======== Input rows

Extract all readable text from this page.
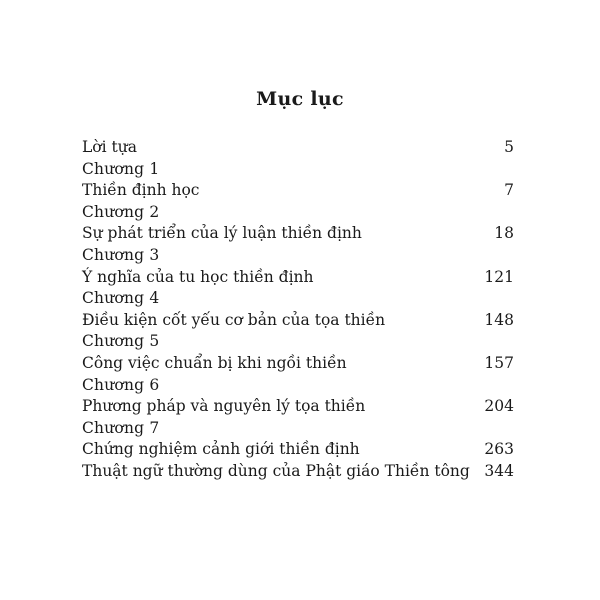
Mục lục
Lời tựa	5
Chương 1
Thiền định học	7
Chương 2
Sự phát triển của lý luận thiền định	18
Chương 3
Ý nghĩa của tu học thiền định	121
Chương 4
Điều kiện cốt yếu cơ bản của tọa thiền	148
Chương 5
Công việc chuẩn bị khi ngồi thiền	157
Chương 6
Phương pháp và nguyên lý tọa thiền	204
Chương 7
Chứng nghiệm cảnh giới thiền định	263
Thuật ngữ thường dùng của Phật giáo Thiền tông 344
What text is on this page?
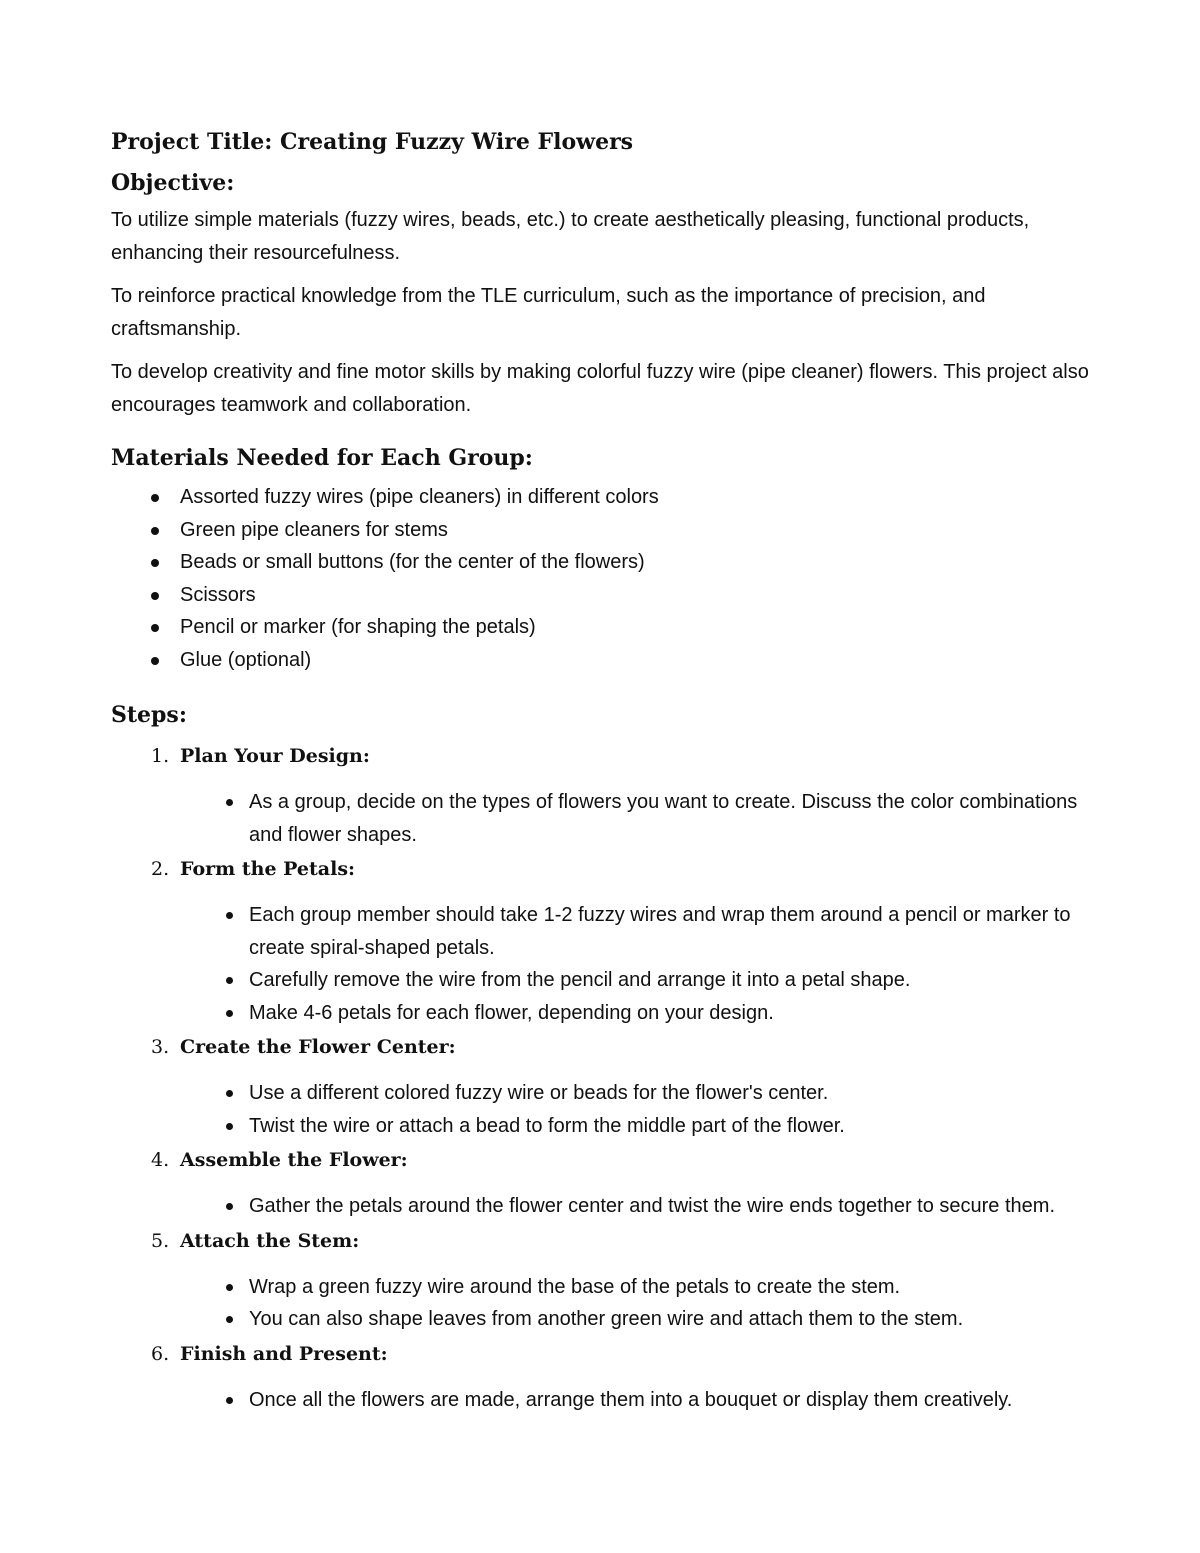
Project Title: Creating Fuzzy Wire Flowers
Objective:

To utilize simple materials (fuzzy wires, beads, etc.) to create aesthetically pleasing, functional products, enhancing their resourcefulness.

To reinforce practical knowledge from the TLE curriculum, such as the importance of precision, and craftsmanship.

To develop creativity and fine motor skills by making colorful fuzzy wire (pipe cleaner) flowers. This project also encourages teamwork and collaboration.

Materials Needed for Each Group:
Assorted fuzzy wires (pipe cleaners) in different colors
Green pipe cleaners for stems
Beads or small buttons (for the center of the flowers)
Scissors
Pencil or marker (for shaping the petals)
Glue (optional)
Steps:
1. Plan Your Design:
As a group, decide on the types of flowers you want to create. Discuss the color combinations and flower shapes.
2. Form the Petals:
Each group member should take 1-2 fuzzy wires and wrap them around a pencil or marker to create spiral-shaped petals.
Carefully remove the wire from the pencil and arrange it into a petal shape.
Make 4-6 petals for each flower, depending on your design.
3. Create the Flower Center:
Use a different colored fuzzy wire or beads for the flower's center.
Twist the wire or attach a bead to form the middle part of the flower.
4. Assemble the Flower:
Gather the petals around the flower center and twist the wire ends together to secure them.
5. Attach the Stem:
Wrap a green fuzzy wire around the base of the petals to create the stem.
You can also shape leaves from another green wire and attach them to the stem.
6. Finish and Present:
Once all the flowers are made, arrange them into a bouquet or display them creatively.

================

**Problem details**
All preceding records should be duplicated verbatim, images excepted.

**Answer below**
Extract all readable text from this page.
Mục lục
Lời tựa	5
Chương 1
Thiền định học	7
Chương 2
Sự phát triển của lý luận thiền định	18
Chương 3
Ý nghĩa của tu học thiền định	121
Chương 4
Điều kiện cốt yếu cơ bản của tọa thiền	148
Chương 5
Công việc chuẩn bị khi ngồi thiền	157
Chương 6
Phương pháp và nguyên lý tọa thiền	204
Chương 7
Chứng nghiệm cảnh giới thiền định	263
Thuật ngữ thường dùng của Phật giáo Thiền tông 344
What text is on this page?
Project Title: Creating Fuzzy Wire Flowers
Objective:

To utilize simple materials (fuzzy wires, beads, etc.) to create aesthetically pleasing, functional products, enhancing their resourcefulness.

To reinforce practical knowledge from the TLE curriculum, such as the importance of precision, and craftsmanship.

To develop creativity and fine motor skills by making colorful fuzzy wire (pipe cleaner) flowers. This project also encourages teamwork and collaboration.

Materials Needed for Each Group:
Assorted fuzzy wires (pipe cleaners) in different colors
Green pipe cleaners for stems
Beads or small buttons (for the center of the flowers)
Scissors
Pencil or marker (for shaping the petals)
Glue (optional)
Steps:
1. Plan Your Design:
As a group, decide on the types of flowers you want to create. Discuss the color combinations and flower shapes.
2. Form the Petals:
Each group member should take 1-2 fuzzy wires and wrap them around a pencil or marker to create spiral-shaped petals.
Carefully remove the wire from the pencil and arrange it into a petal shape.
Make 4-6 petals for each flower, depending on your design.
3. Create the Flower Center:
Use a different colored fuzzy wire or beads for the flower's center.
Twist the wire or attach a bead to form the middle part of the flower.
4. Assemble the Flower:
Gather the petals around the flower center and twist the wire ends together to secure them.
5. Attach the Stem:
Wrap a green fuzzy wire around the base of the petals to create the stem.
You can also shape leaves from another green wire and attach them to the stem.
6. Finish and Present:
Once all the flowers are made, arrange them into a bouquet or display them creatively.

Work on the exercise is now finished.